■ **EXTRACTED RECORDS**:
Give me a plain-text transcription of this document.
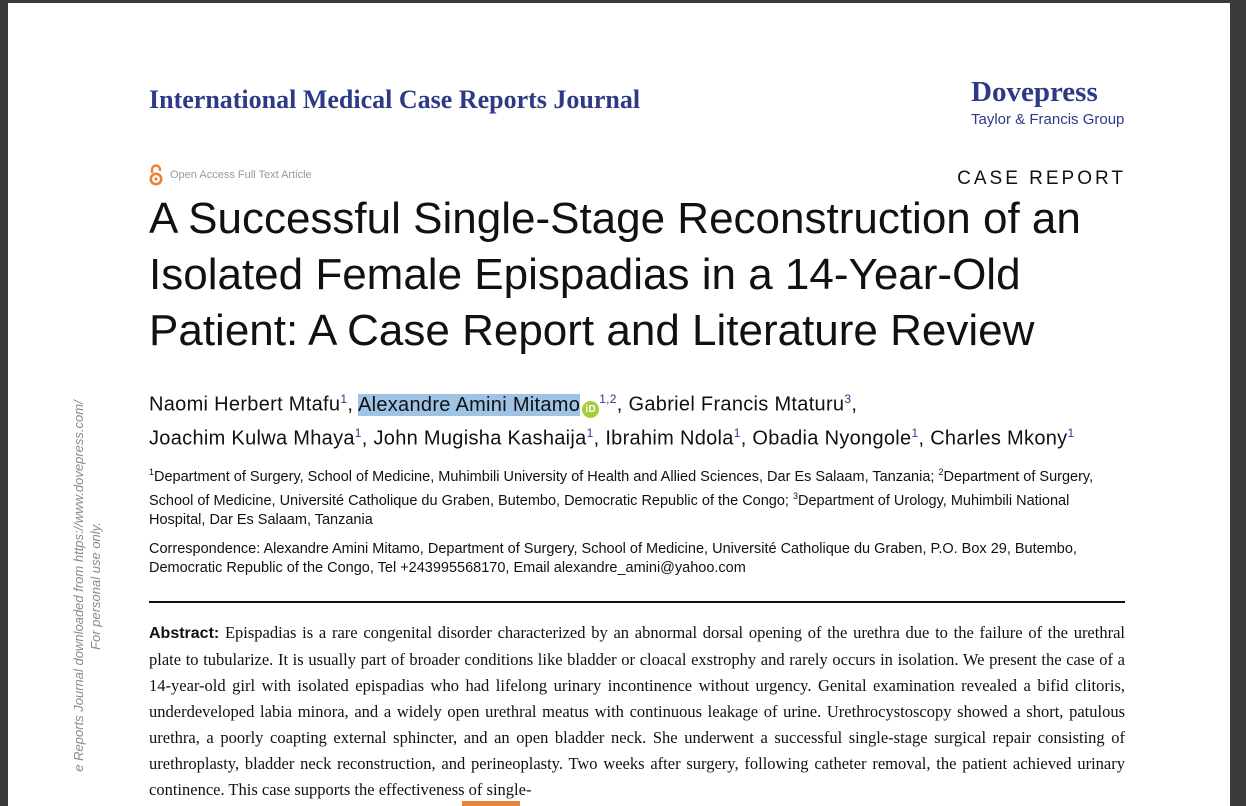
International Medical Case Reports Journal	Dovepress
Taylor & Francis Group
Open Access Full Text Article	CASE REPORT
A Successful Single-Stage Reconstruction of an Isolated Female Epispadias in a 14-Year-Old Patient: A Case Report and Literature Review
Naomi Herbert Mtafu$^1$, Alexandre Amini Mitamo iD$^{1,2}$, Gabriel Francis Mtaturu$^3$,
Joachim Kulwa Mhaya$^1$, John Mugisha Kashaija$^1$, Ibrahim Ndola$^1$, Obadia Nyongole$^1$, Charles Mkony$^1$
$^1$Department of Surgery, School of Medicine, Muhimbili University of Health and Allied Sciences, Dar Es Salaam, Tanzania; $^2$Department of Surgery, School of Medicine, Université Catholique du Graben, Butembo, Democratic Republic of the Congo; $^3$Department of Urology, Muhimbili National Hospital, Dar Es Salaam, Tanzania
Correspondence: Alexandre Amini Mitamo, Department of Surgery, School of Medicine, Université Catholique du Graben, P.O. Box 29, Butembo, Democratic Republic of the Congo, Tel +243995568170, Email alexandre_amini@yahoo.com
Abstract: Epispadias is a rare congenital disorder characterized by an abnormal dorsal opening of the urethra due to the failure of the urethral plate to tubularize. It is usually part of broader conditions like bladder or cloacal exstrophy and rarely occurs in isolation. We present the case of a 14-year-old girl with isolated epispadias who had lifelong urinary incontinence without urgency. Genital examination revealed a bifid clitoris, underdeveloped labia minora, and a widely open urethral meatus with continuous leakage of urine. Urethrocystoscopy showed a short, patulous urethra, a poorly coapting external sphincter, and an open bladder neck. She underwent a successful single-stage surgical repair consisting of urethroplasty, bladder neck reconstruction, and perineoplasty. Two weeks after surgery, following catheter removal, the patient achieved urinary continence. This case supports the effectiveness of single-
e Reports Journal downloaded from https://www.dovepress.com/ For personal use only.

■ **REQUIRED TASK**: Show the lines where the word "Democratic" appears in the entries.

■ **TASK ANSWER**:
$^1$Department of Surgery, School of Medicine, Muhimbili University of Health and Allied Sciences, Dar Es Salaam, Tanzania; $^2$Department of Surgery, School of Medicine, Université Catholique du Graben, Butembo, Democratic Republic of the Congo; $^3$Department of Urology, Muhimbili National Hospital, Dar Es Salaam, Tanzania
Correspondence: Alexandre Amini Mitamo, Department of Surgery, School of Medicine, Université Catholique du Graben, P.O. Box 29, Butembo, Democratic Republic of the Congo, Tel +243995568170, Email alexandre_amini@yahoo.com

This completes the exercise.